• **YOUR TASK**
Find all lines in the listing that include the word "Loosen", then copy them.

---+---

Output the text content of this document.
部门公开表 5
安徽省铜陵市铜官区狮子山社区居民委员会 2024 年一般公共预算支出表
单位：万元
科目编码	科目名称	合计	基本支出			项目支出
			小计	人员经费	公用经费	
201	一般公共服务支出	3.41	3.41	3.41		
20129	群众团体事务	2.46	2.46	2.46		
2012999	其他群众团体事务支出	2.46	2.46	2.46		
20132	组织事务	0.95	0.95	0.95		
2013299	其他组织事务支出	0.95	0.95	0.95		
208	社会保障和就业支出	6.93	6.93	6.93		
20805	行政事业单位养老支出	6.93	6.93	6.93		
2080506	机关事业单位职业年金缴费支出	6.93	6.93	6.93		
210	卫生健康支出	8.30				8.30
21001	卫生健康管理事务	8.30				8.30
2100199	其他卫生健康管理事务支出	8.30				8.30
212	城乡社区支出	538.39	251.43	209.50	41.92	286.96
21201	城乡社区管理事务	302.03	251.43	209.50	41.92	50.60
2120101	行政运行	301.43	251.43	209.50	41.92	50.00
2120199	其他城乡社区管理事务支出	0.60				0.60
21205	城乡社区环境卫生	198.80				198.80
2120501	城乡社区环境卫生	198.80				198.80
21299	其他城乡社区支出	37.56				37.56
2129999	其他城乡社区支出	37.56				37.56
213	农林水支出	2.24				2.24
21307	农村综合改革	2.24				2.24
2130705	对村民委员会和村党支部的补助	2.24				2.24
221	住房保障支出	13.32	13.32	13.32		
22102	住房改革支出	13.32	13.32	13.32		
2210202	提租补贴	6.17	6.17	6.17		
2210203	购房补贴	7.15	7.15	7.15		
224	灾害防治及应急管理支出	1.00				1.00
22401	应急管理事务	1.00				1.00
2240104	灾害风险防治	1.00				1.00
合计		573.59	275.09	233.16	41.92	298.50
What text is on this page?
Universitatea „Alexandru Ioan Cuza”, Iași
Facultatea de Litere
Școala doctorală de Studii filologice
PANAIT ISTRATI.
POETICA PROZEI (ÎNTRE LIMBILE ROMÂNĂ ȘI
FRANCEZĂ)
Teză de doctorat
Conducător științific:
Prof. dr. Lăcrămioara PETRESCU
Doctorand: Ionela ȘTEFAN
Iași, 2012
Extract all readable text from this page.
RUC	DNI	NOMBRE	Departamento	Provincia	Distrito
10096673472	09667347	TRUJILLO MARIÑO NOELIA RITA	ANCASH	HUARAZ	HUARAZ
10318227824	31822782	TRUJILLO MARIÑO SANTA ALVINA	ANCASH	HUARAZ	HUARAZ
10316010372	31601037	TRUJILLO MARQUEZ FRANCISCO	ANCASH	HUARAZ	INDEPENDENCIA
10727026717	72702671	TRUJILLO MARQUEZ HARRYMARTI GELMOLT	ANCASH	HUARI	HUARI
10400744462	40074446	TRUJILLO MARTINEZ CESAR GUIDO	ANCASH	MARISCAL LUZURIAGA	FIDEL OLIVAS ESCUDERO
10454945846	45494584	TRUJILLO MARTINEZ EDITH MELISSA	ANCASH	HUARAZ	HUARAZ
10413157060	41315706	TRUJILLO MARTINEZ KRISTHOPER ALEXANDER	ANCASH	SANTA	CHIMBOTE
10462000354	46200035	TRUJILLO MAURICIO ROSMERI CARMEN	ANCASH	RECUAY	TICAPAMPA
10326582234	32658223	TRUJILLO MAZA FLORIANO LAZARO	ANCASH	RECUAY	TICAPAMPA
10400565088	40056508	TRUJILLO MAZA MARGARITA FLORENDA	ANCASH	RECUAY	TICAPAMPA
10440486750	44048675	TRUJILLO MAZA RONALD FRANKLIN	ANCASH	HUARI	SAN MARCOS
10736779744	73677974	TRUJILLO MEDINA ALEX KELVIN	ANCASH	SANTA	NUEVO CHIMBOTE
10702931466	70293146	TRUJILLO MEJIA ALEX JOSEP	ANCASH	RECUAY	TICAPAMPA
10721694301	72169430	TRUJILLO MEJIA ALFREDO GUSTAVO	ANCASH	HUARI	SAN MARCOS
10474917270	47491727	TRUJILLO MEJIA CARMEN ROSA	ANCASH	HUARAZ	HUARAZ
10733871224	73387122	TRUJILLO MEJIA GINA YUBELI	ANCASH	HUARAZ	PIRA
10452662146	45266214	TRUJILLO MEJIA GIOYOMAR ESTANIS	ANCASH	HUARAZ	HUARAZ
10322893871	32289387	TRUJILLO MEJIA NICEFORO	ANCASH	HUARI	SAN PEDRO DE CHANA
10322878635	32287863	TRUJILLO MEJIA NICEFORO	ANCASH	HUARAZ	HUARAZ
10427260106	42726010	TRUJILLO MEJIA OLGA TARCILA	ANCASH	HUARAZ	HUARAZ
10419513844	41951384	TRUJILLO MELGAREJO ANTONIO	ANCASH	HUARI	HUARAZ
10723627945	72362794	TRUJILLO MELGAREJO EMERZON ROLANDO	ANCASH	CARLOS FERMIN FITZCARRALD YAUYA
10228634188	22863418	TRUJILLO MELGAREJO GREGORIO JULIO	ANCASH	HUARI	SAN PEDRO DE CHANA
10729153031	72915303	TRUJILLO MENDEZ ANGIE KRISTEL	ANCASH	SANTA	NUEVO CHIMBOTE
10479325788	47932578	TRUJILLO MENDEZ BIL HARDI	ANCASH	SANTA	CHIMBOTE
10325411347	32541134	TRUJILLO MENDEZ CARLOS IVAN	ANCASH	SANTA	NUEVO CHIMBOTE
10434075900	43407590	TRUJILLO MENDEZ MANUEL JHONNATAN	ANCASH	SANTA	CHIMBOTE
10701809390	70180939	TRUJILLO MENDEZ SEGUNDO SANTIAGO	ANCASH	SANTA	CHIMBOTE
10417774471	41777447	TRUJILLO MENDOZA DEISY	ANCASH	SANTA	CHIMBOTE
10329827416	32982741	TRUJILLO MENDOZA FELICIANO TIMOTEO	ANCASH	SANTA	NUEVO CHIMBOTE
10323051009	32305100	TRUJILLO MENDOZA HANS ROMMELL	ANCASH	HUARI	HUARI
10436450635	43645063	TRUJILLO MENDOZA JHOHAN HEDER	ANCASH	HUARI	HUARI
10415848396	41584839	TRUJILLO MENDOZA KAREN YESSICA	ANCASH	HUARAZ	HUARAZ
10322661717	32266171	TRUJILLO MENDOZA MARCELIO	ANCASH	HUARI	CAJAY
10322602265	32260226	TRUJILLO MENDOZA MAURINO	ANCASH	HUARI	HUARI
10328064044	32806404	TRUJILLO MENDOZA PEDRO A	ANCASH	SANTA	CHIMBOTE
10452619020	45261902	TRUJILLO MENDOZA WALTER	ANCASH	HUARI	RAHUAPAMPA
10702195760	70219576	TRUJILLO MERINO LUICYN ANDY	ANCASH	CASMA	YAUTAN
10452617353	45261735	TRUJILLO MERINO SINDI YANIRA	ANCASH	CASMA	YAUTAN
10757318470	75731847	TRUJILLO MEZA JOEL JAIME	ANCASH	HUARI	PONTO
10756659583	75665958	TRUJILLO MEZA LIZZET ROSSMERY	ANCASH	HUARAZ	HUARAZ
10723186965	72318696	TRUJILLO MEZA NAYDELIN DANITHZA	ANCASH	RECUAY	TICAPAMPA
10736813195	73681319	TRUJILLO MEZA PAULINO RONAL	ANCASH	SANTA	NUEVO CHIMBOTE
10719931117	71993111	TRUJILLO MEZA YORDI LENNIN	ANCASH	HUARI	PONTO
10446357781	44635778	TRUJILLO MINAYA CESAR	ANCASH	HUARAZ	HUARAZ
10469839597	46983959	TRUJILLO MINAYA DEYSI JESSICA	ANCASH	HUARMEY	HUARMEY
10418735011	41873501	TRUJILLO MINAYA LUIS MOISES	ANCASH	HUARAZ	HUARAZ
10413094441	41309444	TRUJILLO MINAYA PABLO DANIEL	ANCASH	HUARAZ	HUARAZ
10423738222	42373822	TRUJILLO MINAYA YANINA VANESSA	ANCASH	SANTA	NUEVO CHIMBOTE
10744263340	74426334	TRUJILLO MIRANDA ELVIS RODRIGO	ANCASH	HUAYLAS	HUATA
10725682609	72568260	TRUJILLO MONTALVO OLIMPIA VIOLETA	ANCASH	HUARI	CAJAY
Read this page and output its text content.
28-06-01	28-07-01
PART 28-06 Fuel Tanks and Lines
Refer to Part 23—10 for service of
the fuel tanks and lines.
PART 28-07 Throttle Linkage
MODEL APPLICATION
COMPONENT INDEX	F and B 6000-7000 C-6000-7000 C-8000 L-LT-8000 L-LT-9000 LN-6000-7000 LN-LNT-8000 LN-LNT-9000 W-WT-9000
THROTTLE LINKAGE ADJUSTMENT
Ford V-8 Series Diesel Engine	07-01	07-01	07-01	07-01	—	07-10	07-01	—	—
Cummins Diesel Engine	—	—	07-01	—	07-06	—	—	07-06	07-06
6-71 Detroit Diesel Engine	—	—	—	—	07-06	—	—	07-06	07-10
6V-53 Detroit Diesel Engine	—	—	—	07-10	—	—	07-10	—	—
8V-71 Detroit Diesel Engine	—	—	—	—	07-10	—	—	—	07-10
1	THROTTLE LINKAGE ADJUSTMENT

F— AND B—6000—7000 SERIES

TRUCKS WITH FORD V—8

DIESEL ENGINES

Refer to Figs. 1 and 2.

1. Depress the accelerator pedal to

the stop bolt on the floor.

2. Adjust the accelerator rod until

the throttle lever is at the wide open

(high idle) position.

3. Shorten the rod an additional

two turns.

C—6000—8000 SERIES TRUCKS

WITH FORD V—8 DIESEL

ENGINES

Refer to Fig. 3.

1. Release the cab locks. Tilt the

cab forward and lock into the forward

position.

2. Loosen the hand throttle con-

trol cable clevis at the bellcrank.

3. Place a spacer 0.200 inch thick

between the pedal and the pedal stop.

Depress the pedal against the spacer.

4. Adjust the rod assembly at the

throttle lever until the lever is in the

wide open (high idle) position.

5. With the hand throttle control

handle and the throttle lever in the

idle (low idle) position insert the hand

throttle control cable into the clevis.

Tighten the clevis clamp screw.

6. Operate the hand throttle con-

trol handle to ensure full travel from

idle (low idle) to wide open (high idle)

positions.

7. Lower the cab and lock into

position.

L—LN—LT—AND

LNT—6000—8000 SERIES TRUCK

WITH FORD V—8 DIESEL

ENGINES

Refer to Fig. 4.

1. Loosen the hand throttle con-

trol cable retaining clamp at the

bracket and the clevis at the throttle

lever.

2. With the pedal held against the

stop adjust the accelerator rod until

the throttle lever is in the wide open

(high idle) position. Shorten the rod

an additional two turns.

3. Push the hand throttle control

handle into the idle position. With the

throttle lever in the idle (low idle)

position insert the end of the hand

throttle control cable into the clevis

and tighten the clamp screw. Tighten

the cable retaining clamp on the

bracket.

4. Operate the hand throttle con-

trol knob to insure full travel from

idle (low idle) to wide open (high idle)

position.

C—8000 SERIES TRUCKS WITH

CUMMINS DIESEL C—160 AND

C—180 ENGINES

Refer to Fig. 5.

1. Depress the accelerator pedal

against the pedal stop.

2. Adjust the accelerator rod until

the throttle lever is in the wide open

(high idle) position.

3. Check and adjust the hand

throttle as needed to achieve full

---+---

• **EXERCISE RESULT**
2. Loosen the hand throttle con-
1. Loosen the hand throttle con-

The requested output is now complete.